Keep only the lines of the listing that include the word "fois", and copy them.
........
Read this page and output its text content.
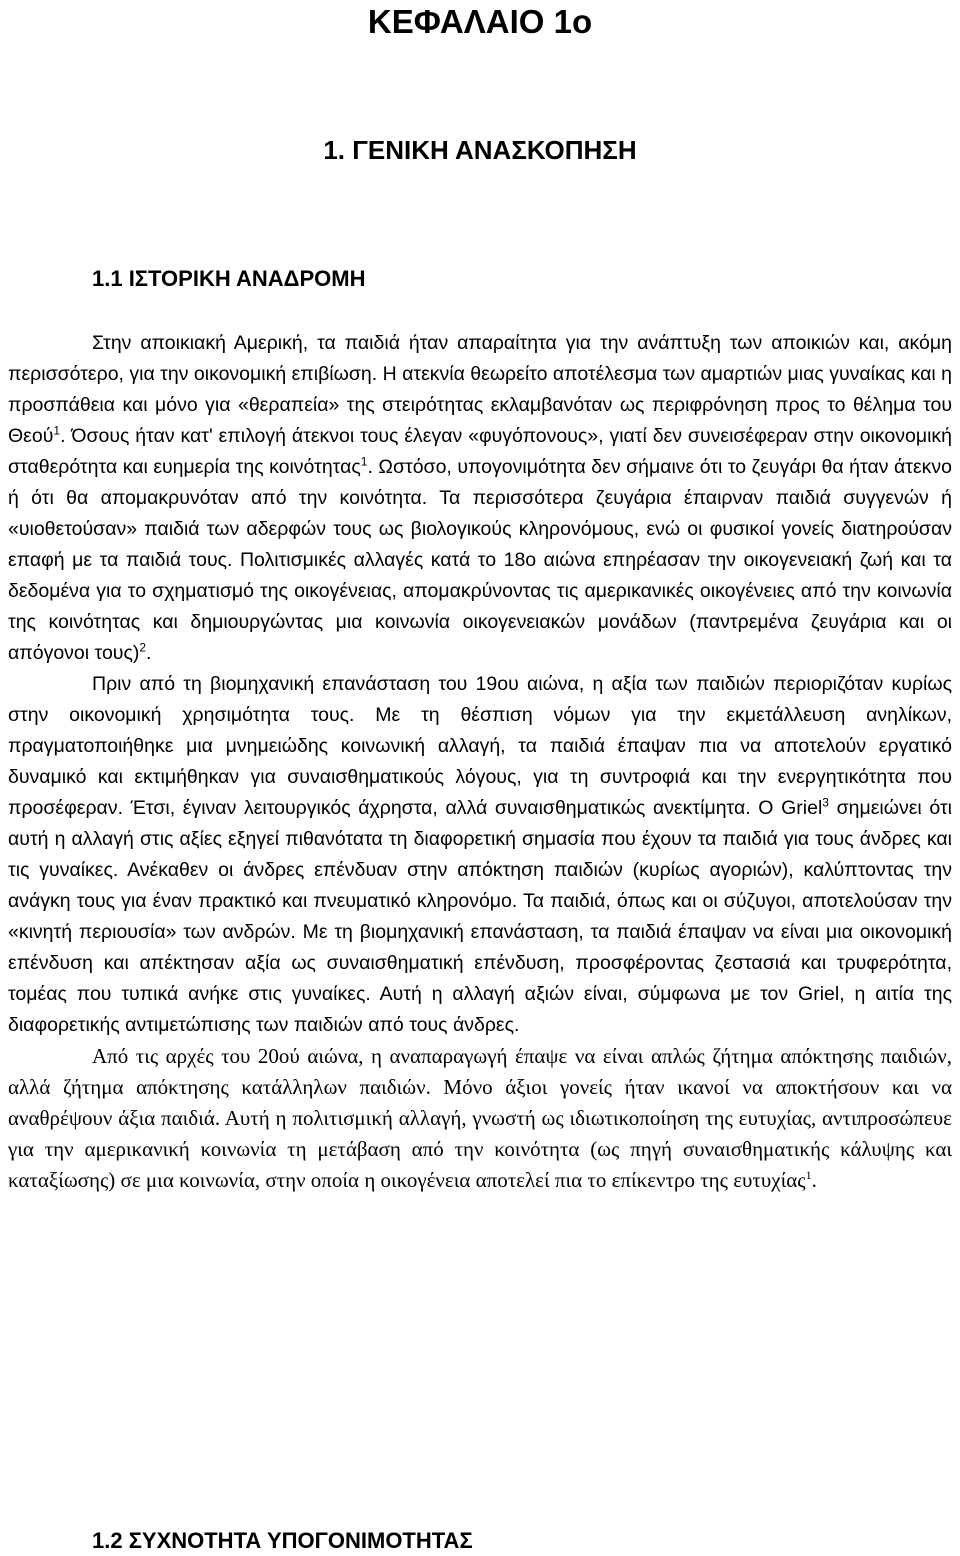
ΚΕΦΑΛΑΙΟ 1ο
1. ΓΕΝΙΚΗ ΑΝΑΣΚΟΠΗΣΗ
1.1 ΙΣΤΟΡΙΚΗ ΑΝΑΔΡΟΜΗ

Στην αποικιακή Αμερική, τα παιδιά ήταν απαραίτητα για την ανάπτυξη των αποικιών και, ακόμη περισσότερο, για την οικονομική επιβίωση. Η ατεκνία θεωρείτο αποτέλεσμα των αμαρτιών μιας γυναίκας και η προσπάθεια και μόνο για «θεραπεία» της στειρότητας εκλαμβανόταν ως περιφρόνηση προς το θέλημα του Θεού$^1$. Όσους ήταν κατ' επιλογή άτεκνοι τους έλεγαν «φυγόπονους», γιατί δεν συνεισέφεραν στην οικονομική σταθερότητα και ευημερία της κοινότητας$^1$. Ωστόσο, υπογονιμότητα δεν σήμαινε ότι το ζευγάρι θα ήταν άτεκνο ή ότι θα απομακρυνόταν από την κοινότητα. Τα περισσότερα ζευγάρια έπαιρναν παιδιά συγγενών ή «υιοθετούσαν» παιδιά των αδερφών τους ως βιολογικούς κληρονόμους, ενώ οι φυσικοί γονείς διατηρούσαν επαφή με τα παιδιά τους. Πολιτισμικές αλλαγές κατά το 18ο αιώνα επηρέασαν την οικογενειακή ζωή και τα δεδομένα για το σχηματισμό της οικογένειας, απομακρύνοντας τις αμερικανικές οικογένειες από την κοινωνία της κοινότητας και δημιουργώντας μια κοινωνία οικογενειακών μονάδων (παντρεμένα ζευγάρια και οι απόγονοι τους)$^2$.

Πριν από τη βιομηχανική επανάσταση του 19ου αιώνα, η αξία των παιδιών περιοριζόταν κυρίως στην οικονομική χρησιμότητα τους. Με τη θέσπιση νόμων για την εκμετάλλευση ανηλίκων, πραγματοποιήθηκε μια μνημειώδης κοινωνική αλλαγή, τα παιδιά έπαψαν πια να αποτελούν εργατικό δυναμικό και εκτιμήθηκαν για συναισθηματικούς λόγους, για τη συντροφιά και την ενεργητικότητα που προσέφεραν. Έτσι, έγιναν λειτουργικός άχρηστα, αλλά συναισθηματικώς ανεκτίμητα. Ο Griel$^3$ σημειώνει ότι αυτή η αλλαγή στις αξίες εξηγεί πιθανότατα τη διαφορετική σημασία που έχουν τα παιδιά για τους άνδρες και τις γυναίκες. Ανέκαθεν οι άνδρες επένδυαν στην απόκτηση παιδιών (κυρίως αγοριών), καλύπτοντας την ανάγκη τους για έναν πρακτικό και πνευματικό κληρονόμο. Τα παιδιά, όπως και οι σύζυγοι, αποτελούσαν την «κινητή περιουσία» των ανδρών. Με τη βιομηχανική επανάσταση, τα παιδιά έπαψαν να είναι μια οικονομική επένδυση και απέκτησαν αξία ως συναισθηματική επένδυση, προσφέροντας ζεστασιά και τρυφερότητα, τομέας που τυπικά ανήκε στις γυναίκες. Αυτή η αλλαγή αξιών είναι, σύμφωνα με τον Griel, η αιτία της διαφορετικής αντιμετώπισης των παιδιών από τους άνδρες.

Από τις αρχές του 20ού αιώνα, η αναπαραγωγή έπαψε να είναι απλώς ζήτημα απόκτησης παιδιών, αλλά ζήτημα απόκτησης κατάλληλων παιδιών. Μόνο άξιοι γονείς ήταν ικανοί να αποκτήσουν και να αναθρέψουν άξια παιδιά. Αυτή η πολιτισμική αλλαγή, γνωστή ως ιδιωτικοποίηση της ευτυχίας, αντιπροσώπευε για την αμερικανική κοινωνία τη μετάβαση από την κοινότητα (ως πηγή συναισθηματικής κάλυψης και καταξίωσης) σε μια κοινωνία, στην οποία η οικογένεια αποτελεί πια το επίκεντρο της ευτυχίας$^1$.

1.2 ΣΥΧΝΟΤΗΤΑ ΥΠΟΓΟΝΙΜΟΤΗΤΑΣ
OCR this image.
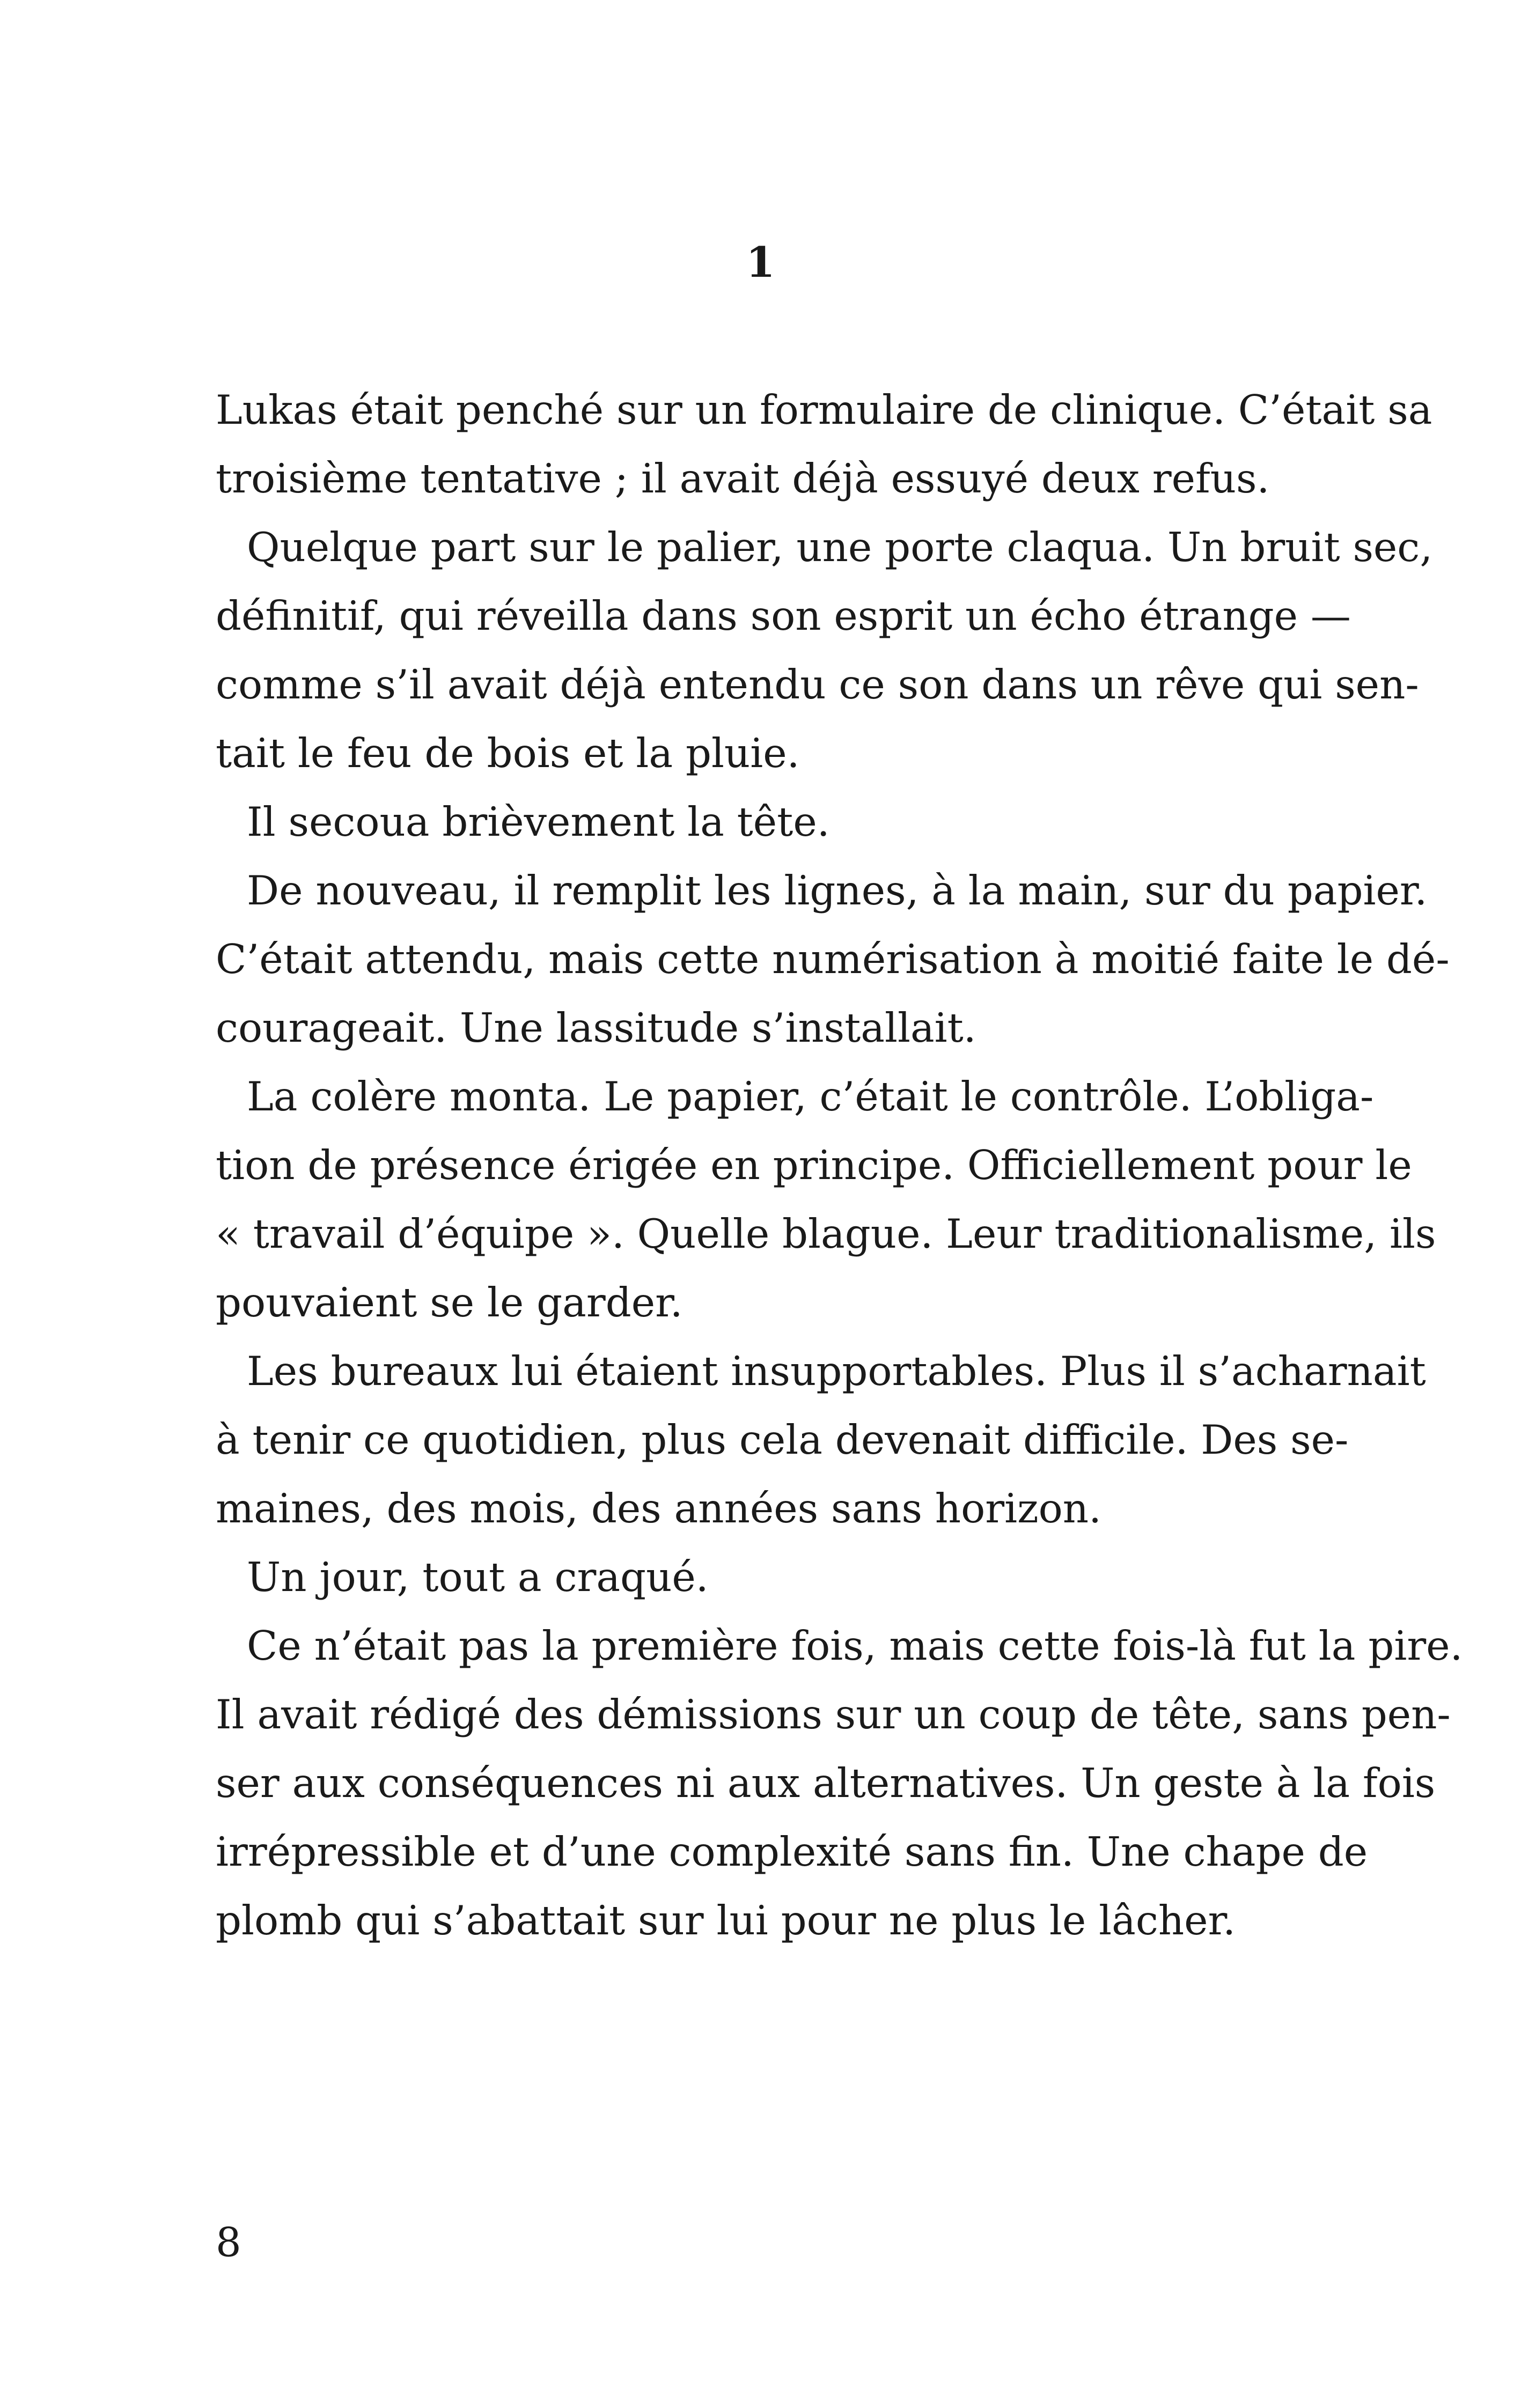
1
Lukas était penché sur un formulaire de clinique. C’était sa
troisième tentative ; il avait déjà essuyé deux refus.
Quelque part sur le palier, une porte claqua. Un bruit sec,
définitif, qui réveilla dans son esprit un écho étrange —
comme s’il avait déjà entendu ce son dans un rêve qui sen-
tait le feu de bois et la pluie.
Il secoua brièvement la tête.
De nouveau, il remplit les lignes, à la main, sur du papier.
C’était attendu, mais cette numérisation à moitié faite le dé-
courageait. Une lassitude s’installait.
La colère monta. Le papier, c’était le contrôle. L’obliga-
tion de présence érigée en principe. Officiellement pour le
« travail d’équipe ». Quelle blague. Leur traditionalisme, ils
pouvaient se le garder.
Les bureaux lui étaient insupportables. Plus il s’acharnait
à tenir ce quotidien, plus cela devenait difficile. Des se-
maines, des mois, des années sans horizon.
Un jour, tout a craqué.
Ce n’était pas la première fois, mais cette fois-là fut la pire.
Il avait rédigé des démissions sur un coup de tête, sans pen-
ser aux conséquences ni aux alternatives. Un geste à la fois
irrépressible et d’une complexité sans fin. Une chape de
plomb qui s’abattait sur lui pour ne plus le lâcher.
8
........
## WRITTEN ANSWER
Ce n’était pas la première fois, mais cette fois-là fut la pire.
ser aux conséquences ni aux alternatives. Un geste à la fois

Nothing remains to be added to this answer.